### WHAT IS ASKED
Select the lines that hold the word "medium" and copy each one.

(Stored entries)
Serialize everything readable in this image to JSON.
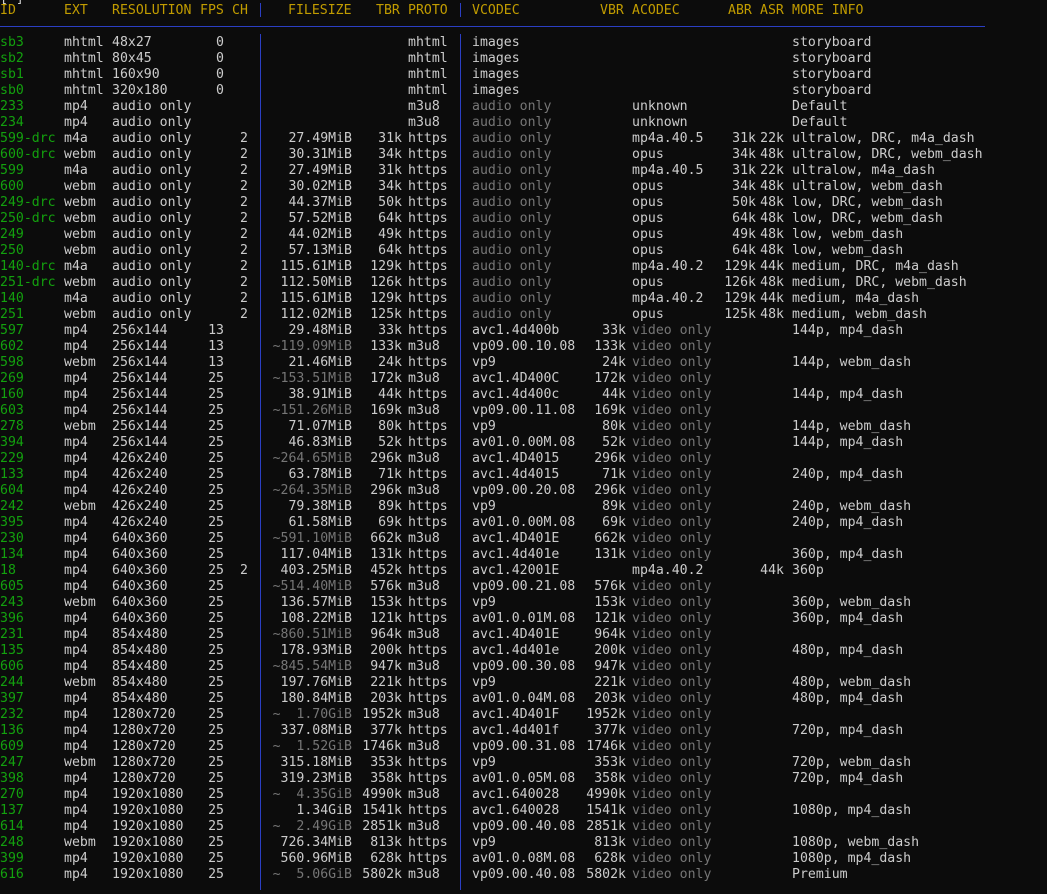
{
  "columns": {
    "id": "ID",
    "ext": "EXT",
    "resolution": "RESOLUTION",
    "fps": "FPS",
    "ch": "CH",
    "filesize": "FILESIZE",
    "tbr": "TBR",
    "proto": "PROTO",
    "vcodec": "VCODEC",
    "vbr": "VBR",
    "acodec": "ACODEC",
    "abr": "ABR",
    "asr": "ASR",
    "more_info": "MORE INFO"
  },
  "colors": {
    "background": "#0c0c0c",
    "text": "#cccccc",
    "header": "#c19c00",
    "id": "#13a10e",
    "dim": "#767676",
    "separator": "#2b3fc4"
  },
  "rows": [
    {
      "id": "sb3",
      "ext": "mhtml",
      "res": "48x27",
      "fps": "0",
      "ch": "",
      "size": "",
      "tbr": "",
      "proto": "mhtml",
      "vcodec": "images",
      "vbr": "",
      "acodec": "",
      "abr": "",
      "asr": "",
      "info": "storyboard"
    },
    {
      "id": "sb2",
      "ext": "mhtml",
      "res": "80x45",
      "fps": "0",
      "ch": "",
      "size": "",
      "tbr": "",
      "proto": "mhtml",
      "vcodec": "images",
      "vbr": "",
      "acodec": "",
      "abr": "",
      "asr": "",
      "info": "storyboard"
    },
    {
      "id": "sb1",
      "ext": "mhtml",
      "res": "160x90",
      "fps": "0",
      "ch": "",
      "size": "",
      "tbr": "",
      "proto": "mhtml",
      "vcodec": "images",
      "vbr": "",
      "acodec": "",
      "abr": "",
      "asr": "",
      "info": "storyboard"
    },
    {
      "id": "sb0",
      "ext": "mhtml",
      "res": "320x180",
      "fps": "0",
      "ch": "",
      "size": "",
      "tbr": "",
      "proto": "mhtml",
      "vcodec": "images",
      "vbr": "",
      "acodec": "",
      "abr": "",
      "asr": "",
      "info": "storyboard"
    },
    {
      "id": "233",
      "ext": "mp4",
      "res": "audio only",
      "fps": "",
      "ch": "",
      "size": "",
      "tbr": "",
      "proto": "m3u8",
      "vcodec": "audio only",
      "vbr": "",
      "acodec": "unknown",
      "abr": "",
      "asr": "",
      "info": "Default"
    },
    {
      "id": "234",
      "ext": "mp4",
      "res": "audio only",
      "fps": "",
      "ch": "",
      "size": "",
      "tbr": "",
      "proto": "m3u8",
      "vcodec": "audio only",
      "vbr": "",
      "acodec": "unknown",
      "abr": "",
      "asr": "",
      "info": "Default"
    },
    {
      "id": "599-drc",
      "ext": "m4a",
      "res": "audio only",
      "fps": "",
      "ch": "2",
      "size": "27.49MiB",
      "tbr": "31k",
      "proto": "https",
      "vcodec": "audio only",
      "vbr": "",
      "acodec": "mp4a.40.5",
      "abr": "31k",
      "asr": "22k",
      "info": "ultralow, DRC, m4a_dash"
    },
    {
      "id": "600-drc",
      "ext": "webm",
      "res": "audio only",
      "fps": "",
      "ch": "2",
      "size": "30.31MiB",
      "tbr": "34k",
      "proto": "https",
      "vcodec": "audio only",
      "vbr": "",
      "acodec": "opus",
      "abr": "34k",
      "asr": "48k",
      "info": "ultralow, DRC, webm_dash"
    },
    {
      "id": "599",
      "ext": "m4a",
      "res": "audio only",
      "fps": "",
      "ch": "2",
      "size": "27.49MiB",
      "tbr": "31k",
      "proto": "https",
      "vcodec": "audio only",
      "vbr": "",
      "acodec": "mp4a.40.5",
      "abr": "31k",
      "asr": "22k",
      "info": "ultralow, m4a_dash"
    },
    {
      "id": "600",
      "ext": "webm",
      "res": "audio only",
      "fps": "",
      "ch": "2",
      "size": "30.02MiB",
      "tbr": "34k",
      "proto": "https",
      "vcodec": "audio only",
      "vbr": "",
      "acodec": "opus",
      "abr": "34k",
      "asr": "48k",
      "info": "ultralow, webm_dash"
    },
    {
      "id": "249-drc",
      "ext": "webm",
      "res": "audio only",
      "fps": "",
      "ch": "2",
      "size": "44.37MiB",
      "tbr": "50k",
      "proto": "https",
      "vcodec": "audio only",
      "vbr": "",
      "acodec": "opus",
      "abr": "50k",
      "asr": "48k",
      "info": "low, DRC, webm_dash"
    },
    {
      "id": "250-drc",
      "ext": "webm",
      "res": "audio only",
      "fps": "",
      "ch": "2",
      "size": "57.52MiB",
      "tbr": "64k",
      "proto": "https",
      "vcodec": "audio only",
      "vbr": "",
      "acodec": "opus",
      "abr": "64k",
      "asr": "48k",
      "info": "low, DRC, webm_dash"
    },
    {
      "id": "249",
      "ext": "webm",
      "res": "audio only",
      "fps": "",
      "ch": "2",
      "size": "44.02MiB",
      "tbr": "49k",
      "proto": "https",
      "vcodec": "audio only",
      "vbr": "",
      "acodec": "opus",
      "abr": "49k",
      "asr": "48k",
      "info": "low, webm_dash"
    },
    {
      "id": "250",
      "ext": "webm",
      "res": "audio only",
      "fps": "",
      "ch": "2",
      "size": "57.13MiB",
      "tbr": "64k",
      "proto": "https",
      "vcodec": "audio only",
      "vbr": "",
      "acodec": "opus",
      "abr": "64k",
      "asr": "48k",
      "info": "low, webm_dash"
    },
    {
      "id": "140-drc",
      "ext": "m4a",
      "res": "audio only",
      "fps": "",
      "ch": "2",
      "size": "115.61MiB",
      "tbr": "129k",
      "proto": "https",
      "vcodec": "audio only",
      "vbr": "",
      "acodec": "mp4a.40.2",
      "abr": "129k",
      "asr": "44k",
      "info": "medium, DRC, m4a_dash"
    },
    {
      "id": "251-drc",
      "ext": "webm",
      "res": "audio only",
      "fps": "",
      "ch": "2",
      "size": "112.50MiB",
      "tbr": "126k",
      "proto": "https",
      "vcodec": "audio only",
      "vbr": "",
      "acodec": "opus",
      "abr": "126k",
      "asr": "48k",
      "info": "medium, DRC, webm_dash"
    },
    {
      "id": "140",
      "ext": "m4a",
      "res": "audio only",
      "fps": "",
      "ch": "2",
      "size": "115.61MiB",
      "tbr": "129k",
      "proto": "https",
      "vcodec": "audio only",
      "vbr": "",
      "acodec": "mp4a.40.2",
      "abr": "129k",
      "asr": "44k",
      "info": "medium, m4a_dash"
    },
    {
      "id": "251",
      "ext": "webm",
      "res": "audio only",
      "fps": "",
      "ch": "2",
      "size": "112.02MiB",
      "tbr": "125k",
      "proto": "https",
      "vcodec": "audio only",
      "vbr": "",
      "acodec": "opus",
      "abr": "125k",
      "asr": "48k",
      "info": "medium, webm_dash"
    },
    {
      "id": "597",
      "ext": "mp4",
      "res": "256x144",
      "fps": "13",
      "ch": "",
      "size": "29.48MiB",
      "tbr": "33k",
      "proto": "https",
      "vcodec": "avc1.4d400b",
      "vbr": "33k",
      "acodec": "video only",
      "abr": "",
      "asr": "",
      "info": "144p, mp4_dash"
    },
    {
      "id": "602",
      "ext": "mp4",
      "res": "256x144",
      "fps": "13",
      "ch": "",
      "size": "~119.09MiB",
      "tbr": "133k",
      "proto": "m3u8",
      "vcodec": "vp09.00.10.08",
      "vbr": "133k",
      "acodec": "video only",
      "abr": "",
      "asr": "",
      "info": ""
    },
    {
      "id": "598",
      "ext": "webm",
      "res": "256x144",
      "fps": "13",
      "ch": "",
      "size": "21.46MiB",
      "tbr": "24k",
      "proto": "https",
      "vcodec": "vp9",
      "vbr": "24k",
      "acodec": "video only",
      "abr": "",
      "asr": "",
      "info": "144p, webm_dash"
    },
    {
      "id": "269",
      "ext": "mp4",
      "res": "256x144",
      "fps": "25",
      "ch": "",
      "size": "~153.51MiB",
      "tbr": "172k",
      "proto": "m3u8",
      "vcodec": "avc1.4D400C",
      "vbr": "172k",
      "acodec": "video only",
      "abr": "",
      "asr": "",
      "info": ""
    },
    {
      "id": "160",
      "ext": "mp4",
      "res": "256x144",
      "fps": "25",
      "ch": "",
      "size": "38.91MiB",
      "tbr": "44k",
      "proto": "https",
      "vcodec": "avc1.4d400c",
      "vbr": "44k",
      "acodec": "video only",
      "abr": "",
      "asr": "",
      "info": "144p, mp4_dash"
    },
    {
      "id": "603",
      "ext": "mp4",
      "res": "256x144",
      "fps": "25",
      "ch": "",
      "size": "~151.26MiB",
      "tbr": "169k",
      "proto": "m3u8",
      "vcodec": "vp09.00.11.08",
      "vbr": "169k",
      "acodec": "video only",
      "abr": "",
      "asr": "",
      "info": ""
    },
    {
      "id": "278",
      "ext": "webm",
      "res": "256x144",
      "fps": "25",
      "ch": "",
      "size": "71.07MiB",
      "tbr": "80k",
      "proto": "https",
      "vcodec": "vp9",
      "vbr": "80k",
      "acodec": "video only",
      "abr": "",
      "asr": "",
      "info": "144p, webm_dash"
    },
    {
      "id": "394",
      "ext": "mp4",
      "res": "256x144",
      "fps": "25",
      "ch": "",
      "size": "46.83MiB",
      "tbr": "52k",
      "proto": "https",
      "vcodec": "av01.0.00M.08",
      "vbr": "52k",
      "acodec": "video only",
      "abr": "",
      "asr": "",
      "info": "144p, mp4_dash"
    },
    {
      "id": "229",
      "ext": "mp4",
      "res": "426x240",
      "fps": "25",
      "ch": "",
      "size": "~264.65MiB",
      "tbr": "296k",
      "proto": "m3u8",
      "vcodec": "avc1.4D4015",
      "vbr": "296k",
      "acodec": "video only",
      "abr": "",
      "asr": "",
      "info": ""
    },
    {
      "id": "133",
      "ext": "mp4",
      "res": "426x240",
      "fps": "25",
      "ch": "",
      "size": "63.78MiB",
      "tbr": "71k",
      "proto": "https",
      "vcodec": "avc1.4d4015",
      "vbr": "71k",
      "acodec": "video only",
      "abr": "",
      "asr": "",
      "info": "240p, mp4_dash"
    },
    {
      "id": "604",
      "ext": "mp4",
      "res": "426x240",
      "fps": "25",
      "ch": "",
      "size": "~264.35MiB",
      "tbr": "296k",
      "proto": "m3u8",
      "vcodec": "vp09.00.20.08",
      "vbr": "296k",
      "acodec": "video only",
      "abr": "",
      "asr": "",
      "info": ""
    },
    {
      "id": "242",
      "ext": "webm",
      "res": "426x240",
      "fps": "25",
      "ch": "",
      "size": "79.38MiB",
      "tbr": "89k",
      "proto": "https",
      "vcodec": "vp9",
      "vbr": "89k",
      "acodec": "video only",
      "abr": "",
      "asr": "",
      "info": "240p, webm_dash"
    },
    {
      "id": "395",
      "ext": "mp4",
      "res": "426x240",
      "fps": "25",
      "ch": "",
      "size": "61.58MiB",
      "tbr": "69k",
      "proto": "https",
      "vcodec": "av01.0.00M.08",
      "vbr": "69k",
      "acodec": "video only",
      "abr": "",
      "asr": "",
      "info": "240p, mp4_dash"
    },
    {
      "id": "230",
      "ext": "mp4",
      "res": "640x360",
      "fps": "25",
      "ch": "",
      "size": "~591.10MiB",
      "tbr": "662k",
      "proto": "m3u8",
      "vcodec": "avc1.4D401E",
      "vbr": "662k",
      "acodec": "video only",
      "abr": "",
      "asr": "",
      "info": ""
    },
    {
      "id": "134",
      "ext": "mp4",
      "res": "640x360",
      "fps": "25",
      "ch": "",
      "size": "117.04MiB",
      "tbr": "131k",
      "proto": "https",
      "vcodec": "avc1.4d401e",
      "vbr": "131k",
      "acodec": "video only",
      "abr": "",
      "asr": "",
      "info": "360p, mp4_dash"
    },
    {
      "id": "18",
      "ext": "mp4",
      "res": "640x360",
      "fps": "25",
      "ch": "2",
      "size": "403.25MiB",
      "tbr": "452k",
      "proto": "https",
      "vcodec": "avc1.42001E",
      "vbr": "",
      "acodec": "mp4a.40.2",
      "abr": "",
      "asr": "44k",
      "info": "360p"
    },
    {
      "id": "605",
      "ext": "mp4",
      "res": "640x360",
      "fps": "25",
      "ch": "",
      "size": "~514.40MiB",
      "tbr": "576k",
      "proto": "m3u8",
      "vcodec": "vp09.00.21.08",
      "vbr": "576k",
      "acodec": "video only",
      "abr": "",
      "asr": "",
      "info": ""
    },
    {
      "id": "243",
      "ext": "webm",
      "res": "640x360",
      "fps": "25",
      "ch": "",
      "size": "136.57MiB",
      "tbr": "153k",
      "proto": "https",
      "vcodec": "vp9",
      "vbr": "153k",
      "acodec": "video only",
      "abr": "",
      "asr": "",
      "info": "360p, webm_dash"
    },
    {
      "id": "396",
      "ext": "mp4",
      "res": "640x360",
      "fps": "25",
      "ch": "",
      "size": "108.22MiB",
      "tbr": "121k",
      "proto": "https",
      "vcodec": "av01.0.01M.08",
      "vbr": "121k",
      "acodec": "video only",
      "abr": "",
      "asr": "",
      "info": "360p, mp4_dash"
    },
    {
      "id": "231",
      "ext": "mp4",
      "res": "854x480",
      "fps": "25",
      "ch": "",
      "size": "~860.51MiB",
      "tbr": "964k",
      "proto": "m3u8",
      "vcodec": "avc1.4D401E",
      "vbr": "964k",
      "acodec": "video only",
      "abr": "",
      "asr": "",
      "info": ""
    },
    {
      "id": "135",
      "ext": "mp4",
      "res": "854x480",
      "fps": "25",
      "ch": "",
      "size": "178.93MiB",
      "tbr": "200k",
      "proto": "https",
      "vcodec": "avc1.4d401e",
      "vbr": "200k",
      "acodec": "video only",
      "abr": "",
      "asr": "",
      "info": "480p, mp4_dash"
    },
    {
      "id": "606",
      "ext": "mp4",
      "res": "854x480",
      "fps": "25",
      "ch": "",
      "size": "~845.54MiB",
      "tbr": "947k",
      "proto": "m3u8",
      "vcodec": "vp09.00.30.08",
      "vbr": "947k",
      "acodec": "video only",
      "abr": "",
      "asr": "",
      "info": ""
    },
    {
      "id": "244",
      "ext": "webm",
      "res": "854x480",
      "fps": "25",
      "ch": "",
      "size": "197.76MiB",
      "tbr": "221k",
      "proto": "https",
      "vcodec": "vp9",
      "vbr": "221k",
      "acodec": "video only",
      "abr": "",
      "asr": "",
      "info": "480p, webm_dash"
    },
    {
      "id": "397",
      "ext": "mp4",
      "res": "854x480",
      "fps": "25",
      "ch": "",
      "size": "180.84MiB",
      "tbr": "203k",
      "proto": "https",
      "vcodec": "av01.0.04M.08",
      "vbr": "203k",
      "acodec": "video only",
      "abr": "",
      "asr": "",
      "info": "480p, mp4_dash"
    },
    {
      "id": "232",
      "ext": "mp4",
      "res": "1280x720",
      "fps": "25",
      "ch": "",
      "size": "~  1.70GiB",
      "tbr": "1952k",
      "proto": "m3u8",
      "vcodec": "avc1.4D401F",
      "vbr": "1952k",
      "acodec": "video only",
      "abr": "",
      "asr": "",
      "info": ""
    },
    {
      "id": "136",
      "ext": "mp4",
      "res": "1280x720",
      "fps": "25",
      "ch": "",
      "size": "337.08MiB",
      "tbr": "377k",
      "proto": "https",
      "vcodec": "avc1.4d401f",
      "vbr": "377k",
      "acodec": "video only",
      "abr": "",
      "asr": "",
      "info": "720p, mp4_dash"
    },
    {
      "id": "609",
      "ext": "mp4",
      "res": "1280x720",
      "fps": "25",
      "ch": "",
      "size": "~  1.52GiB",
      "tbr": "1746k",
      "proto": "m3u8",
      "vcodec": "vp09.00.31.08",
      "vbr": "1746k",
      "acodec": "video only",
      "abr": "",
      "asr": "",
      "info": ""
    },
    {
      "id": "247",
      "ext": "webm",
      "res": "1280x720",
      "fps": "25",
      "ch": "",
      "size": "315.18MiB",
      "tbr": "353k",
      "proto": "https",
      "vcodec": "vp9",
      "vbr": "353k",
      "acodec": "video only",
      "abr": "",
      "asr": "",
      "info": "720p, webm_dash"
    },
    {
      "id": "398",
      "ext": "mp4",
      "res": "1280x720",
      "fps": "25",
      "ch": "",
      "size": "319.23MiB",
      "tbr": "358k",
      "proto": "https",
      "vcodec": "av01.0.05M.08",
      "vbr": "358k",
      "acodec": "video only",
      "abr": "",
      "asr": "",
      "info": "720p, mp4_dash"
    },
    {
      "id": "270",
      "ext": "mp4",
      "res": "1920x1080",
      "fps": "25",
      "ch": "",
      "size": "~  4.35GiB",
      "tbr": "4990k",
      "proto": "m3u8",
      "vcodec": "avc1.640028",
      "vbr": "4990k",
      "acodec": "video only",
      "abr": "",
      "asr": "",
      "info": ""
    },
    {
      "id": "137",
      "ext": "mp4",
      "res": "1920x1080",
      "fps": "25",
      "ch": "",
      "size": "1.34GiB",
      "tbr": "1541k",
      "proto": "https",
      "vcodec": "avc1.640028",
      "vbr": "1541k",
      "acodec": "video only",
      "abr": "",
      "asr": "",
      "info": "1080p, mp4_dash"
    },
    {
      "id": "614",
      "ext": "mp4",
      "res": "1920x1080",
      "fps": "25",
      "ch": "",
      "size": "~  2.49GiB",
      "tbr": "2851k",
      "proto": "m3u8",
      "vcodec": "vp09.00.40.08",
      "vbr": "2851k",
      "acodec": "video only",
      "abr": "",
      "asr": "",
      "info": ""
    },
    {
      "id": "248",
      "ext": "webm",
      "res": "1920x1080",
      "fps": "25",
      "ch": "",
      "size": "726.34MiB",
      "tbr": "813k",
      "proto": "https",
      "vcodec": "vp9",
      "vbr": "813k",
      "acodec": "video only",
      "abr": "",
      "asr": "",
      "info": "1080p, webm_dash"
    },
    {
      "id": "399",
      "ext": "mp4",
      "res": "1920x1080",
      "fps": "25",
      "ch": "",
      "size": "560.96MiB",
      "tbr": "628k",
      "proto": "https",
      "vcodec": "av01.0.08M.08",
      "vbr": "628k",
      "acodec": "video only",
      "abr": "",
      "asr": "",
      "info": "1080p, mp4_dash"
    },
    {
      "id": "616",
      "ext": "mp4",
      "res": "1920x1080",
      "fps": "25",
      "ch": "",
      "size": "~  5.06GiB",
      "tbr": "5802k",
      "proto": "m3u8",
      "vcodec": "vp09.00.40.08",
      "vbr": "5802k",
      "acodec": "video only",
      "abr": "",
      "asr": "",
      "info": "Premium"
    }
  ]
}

### WRITTEN SOLUTION
      "info": "medium, DRC, m4a_dash"
      "info": "medium, DRC, webm_dash"
      "info": "medium, m4a_dash"
      "info": "medium, webm_dash"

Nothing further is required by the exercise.